AUSGEWÄHLTER TEXT:
-------

Stadtleben

Widerliche Kunstform

Etwas Häme gegen Kitschtheater gefällig? Wie wäre es damit: „Das sind richtige Seelenfotzen, diese Schauspieler. Unerträgliche Widerlinge. Man sollte sie ausrotten, wenn es nicht zu viele davon gäbe. Ich meine jetzt vor allem alle Schauspieler außerhalb der Theater. Diese Seelenfotzen auf der Straße. Weg damit! Alle, die in jede Dunkelheit nur Seele hineininterpretieren.“ Überhaupt, das Theater und der fatale Hang zur Seelenergießung: „Das ist überhaupt für mich das Bild der Seele. Ein vor einem Mikrophon zappelnder, Tiefsinn verbreitender Schauspieler.“ Kein Wunder, bei diesen „Theaterräumen, in denen es nicht nur zieht, sondern in denen auch ein unendlicher Flirtkäse in der Luft hängt.“ Schlimmer als von sich selbst ergriffene Schauspieler ist nur das von sich selbst begeisterte Publikum: „Das interaktive Theater war ein jahrzehntelanger Terror. Eine widerliche Kunstform der Geselligkeit. Aber man kann nicht ihm allein den Zustand katastrophaler Kommunikation anlasten, denn überhaupt stellt das Auditorium jedes Theaters eine schreckliche Form der Gemeinschaft dar, die glaubt, einen Sinn zu teilen und die Gemeinschaft als eine Sinngemeinschaft zu verstehen, und die für Kommunikation hält, sich dauernd einen abwesenden Sinn mitzuteilen.“

Eine Alternative: „Ein Theater ohne Publikum und Proben, mit dem man nach wie vor selbst die ältesten Theaterhasen gegen sich aufbringen kann.“ Nicht schwer zu erraten, von wem das ist: So konsequent denkt nur Renй Pollesch über die Zumutungen und Möglichkeiten des Theaters nach. Anfang vergangenen Jahres hat er das in einer Work-in-progress-Ausstellung in der Berliner Galerie Buchholz getan. Die dort entstandenen Texte hat er jetzt zu einem klugen, kleinen Buch kompiliert.

Renй Pollesch: Der Schnittchenkauf 2011–2012, Galerie Buchholz, 92 Seiten, 12 Euro.

-------

VORLIEGENDE EINTRÄGE:
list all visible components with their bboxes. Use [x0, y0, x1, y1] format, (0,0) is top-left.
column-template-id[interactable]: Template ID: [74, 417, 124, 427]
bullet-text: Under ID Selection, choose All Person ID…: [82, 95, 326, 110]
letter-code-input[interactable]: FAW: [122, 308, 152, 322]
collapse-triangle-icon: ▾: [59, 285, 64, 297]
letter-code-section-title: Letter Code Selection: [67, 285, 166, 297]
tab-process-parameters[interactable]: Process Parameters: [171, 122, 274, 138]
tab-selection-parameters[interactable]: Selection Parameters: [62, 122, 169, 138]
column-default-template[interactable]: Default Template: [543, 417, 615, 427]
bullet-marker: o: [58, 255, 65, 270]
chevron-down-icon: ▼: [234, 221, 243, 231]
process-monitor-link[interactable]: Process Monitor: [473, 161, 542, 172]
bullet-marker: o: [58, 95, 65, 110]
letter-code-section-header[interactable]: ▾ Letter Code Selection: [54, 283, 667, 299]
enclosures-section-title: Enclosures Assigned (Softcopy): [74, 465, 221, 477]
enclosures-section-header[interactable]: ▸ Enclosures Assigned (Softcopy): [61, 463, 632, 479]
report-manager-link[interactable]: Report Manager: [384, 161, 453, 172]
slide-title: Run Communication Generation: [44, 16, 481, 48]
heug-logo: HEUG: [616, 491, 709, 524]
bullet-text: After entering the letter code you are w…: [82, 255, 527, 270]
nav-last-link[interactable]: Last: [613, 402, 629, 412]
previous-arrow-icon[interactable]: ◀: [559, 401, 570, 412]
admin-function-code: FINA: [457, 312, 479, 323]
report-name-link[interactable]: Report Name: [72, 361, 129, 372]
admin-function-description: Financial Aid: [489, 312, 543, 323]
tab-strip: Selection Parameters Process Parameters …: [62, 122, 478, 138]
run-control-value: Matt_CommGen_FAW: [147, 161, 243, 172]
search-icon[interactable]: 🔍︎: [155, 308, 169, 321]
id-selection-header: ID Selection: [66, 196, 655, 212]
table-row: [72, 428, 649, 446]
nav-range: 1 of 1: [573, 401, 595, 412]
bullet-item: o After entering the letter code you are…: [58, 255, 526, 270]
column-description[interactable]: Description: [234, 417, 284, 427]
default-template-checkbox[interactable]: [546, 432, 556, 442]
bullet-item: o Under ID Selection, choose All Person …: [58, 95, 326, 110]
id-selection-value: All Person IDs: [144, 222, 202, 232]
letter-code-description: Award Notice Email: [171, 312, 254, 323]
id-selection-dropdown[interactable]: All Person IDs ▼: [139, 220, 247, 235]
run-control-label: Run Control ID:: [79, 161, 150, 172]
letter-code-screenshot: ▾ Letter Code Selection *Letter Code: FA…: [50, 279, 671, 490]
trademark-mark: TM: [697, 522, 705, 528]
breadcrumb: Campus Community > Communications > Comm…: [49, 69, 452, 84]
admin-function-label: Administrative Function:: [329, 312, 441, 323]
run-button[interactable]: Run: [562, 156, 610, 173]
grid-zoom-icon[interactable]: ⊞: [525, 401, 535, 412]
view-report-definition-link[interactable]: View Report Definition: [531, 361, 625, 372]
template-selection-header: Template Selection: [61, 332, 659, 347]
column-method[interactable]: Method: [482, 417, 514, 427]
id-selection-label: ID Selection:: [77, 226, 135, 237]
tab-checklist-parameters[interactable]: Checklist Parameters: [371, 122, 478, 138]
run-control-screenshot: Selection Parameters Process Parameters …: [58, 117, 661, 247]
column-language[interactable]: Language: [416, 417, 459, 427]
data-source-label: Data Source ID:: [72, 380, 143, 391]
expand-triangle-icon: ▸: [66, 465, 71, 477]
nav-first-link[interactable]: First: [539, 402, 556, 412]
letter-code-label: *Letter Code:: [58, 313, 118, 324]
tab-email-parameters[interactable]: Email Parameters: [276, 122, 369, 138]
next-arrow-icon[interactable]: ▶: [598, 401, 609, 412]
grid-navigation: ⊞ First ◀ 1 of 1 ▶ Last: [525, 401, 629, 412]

-------

ARBEITSANWEISUNGEN:
1. In welcher Galerie fand laut dem Text über das Theater die Work-in-progress-Ausstellung statt?
2. Gib bitte aus dem Text über das Theater den Abschnitt wörtlich wieder, der bei den Worten „Eine Alternative: „Ein“ einsetzt und mit den Worten „Seiten, 12 Euro.“ schließt.

GEGEBENE ANTWORTEN:
1. In der Berliner Galerie Buchholz.

2.
Eine Alternative: „Ein Theater ohne Publikum und Proben, mit dem man nach wie vor selbst die ältesten Theaterhasen gegen sich aufbringen kann.“ Nicht schwer zu erraten, von wem das ist: So konsequent denkt nur Renй Pollesch über die Zumutungen und Möglichkeiten des Theaters nach. Anfang vergangenen Jahres hat er das in einer Work-in-progress-Ausstellung in der Berliner Galerie Buchholz getan. Die dort entstandenen Texte hat er jetzt zu einem klugen, kleinen Buch kompiliert.

Renй Pollesch: Der Schnittchenkauf 2011–2012, Galerie Buchholz, 92 Seiten, 12 Euro.